* Begin *

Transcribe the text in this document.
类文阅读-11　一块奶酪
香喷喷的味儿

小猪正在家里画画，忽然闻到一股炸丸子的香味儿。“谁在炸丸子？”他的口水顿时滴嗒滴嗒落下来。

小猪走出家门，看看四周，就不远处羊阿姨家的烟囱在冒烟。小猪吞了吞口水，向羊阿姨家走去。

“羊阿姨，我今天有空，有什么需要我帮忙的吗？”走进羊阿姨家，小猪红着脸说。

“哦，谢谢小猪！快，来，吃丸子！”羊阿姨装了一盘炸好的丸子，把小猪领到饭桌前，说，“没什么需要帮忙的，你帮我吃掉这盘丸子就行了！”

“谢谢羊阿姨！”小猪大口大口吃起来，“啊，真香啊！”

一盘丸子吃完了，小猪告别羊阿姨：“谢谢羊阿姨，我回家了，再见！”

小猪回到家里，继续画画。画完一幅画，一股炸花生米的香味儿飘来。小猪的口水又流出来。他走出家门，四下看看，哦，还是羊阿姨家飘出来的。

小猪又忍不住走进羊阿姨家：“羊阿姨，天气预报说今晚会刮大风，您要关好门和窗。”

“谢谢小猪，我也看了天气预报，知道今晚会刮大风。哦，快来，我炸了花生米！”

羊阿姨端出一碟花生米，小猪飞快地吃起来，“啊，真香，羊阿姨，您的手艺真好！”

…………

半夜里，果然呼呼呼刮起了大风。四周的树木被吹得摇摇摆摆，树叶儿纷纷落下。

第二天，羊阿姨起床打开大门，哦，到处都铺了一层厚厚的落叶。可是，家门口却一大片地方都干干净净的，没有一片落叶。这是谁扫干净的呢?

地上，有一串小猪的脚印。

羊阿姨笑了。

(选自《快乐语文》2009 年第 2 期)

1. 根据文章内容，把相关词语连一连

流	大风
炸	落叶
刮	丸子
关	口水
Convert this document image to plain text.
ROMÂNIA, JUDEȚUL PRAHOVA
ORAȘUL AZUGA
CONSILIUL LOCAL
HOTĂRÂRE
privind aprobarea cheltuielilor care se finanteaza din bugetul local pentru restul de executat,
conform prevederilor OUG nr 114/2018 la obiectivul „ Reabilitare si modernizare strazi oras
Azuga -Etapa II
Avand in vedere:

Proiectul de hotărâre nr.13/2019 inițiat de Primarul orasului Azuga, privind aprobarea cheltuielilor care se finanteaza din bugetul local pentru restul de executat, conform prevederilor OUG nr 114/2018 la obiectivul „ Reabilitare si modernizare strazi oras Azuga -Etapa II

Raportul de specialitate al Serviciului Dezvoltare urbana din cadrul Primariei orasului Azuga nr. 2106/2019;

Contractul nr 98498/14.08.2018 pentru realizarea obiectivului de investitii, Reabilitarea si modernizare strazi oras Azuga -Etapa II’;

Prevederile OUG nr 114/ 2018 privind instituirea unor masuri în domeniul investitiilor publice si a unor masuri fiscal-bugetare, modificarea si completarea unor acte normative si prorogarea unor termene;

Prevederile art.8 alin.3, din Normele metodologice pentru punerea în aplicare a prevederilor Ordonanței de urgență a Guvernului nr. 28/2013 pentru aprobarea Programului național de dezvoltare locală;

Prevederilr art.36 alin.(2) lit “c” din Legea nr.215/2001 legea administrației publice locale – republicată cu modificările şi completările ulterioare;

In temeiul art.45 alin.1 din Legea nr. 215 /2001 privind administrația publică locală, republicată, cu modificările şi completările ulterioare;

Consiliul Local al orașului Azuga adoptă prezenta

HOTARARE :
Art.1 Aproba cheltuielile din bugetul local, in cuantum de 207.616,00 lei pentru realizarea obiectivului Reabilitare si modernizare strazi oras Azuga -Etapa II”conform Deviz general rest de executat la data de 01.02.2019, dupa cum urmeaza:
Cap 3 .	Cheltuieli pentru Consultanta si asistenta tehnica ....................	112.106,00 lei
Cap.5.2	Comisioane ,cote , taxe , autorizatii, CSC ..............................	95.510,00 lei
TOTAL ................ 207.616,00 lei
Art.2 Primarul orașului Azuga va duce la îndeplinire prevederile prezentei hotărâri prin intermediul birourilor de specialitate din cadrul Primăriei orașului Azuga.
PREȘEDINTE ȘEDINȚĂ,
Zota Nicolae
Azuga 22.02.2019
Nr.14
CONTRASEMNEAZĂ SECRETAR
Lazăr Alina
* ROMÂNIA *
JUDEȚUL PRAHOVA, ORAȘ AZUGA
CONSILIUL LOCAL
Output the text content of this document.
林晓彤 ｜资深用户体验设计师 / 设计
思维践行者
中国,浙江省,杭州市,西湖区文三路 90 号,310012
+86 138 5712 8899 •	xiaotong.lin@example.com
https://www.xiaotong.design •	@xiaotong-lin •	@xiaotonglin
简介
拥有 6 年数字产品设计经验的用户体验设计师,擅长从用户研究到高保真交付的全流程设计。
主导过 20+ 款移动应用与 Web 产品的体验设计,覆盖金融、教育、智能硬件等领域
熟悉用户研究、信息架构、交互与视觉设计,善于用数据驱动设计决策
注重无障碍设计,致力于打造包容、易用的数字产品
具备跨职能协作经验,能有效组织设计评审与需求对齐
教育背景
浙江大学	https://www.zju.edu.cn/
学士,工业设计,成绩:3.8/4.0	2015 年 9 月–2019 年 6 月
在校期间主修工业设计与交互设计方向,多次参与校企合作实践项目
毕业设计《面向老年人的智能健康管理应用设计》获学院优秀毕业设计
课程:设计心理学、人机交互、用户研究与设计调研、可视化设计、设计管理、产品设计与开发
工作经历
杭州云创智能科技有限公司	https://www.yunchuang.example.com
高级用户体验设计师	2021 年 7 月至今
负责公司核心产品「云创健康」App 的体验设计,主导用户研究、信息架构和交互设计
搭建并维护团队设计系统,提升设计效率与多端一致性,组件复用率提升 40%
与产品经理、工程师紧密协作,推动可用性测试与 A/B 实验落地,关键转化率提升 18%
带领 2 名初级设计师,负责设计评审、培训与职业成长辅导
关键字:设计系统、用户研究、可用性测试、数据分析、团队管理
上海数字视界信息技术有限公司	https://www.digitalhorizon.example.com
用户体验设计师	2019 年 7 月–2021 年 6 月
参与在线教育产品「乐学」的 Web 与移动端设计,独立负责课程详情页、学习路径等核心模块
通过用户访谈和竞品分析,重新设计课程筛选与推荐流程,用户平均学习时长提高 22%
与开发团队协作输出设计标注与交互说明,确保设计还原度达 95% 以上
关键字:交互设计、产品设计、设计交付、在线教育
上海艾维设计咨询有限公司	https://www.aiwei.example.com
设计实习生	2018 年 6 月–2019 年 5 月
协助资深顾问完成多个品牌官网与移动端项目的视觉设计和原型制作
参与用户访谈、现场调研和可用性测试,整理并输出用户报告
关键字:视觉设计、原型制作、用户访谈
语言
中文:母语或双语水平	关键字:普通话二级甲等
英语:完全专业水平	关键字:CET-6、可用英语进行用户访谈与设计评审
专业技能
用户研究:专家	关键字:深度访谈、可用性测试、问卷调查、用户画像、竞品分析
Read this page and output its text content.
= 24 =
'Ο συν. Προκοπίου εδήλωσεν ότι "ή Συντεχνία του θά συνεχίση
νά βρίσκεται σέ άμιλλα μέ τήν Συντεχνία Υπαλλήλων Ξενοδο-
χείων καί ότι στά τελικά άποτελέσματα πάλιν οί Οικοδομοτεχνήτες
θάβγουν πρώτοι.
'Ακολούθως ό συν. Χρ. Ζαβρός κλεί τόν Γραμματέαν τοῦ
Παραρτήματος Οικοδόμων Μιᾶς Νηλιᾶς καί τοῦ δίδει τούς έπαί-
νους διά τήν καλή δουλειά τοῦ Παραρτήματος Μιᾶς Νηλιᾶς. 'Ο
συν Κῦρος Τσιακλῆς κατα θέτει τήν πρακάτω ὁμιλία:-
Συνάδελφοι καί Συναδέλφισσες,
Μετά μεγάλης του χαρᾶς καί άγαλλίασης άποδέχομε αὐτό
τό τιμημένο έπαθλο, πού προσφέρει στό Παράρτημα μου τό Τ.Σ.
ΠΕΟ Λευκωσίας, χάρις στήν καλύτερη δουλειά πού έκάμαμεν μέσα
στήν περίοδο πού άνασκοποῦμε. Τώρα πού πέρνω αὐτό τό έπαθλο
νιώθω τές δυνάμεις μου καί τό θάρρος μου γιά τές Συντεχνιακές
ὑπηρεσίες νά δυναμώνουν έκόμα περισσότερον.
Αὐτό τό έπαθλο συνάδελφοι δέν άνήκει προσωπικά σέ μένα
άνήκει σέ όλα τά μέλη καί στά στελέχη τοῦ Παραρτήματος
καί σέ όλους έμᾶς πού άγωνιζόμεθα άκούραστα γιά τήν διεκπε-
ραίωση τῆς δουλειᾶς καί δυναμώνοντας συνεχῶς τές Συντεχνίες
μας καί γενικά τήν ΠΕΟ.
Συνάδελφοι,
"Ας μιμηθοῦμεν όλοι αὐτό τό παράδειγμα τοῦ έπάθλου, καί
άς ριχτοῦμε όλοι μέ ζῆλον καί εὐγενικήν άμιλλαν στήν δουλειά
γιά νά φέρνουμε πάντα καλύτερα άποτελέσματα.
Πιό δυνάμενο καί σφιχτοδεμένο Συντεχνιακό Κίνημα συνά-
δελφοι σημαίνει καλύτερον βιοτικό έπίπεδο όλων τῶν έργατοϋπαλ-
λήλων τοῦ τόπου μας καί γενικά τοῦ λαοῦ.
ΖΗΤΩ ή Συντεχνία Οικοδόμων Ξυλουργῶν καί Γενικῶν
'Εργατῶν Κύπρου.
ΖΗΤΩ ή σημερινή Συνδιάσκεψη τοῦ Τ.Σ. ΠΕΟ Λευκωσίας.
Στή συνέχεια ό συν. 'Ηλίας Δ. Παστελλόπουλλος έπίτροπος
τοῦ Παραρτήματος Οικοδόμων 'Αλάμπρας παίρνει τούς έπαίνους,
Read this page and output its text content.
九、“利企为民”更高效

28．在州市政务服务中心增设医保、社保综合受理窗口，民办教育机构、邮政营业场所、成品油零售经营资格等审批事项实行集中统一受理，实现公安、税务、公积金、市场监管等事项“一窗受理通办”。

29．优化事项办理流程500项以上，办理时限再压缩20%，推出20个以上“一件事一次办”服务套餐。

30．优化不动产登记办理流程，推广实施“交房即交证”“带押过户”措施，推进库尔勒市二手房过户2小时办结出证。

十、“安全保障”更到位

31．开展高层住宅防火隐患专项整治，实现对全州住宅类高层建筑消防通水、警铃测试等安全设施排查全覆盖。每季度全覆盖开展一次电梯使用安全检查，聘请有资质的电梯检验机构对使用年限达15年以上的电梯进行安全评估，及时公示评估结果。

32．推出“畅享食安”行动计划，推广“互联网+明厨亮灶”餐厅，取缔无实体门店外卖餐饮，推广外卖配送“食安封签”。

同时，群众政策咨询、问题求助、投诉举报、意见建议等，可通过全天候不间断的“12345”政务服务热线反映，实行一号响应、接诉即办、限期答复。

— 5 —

* End *

**EXERCISE**
Pick out the lines containing the string "republicată" and show them.

**RESULT OF THE TASK**
Prevederilr art.36 alin.(2) lit “c” din Legea nr.215/2001 legea administrației publice locale – republicată cu modificările şi completările ulterioare;
In temeiul art.45 alin.1 din Legea nr. 215 /2001 privind administrația publică locală, republicată, cu modificările şi completările ulterioare;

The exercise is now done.